» **GIVEN REQUEST**: Pick out all lines with the word "contact" from the records that follow.

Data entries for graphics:
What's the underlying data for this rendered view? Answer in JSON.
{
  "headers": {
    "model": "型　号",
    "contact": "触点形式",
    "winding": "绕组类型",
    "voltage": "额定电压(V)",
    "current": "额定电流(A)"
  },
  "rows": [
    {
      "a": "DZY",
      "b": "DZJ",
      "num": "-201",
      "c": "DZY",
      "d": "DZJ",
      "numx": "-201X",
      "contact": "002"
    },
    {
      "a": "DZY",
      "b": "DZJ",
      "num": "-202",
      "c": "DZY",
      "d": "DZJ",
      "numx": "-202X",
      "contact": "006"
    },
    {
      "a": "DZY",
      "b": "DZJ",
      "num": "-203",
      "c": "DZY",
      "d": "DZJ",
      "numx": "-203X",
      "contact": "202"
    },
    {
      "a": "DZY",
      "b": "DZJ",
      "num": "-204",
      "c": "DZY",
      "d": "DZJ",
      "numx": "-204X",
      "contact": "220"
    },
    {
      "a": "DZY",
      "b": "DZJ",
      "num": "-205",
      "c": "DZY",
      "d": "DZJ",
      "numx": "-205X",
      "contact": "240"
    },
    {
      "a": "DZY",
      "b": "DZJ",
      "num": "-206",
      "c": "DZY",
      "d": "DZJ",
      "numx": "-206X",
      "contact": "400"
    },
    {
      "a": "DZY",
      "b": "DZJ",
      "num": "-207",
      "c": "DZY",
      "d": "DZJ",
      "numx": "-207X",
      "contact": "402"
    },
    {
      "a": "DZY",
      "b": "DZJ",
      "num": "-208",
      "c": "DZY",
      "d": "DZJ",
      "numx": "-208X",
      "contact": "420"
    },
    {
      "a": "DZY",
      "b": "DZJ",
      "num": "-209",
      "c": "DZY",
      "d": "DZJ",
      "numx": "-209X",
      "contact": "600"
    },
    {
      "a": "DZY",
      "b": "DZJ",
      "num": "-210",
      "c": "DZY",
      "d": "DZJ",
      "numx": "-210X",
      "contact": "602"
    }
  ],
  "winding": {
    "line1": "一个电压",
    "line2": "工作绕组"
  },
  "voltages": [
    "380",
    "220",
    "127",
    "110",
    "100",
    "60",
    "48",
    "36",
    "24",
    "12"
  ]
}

» **COMPLETE ANSWER**:
    "contact": "触点形式",
      "contact": "002"
      "contact": "006"
      "contact": "202"
      "contact": "220"
      "contact": "240"
      "contact": "400"
      "contact": "402"
      "contact": "420"
      "contact": "600"
      "contact": "602"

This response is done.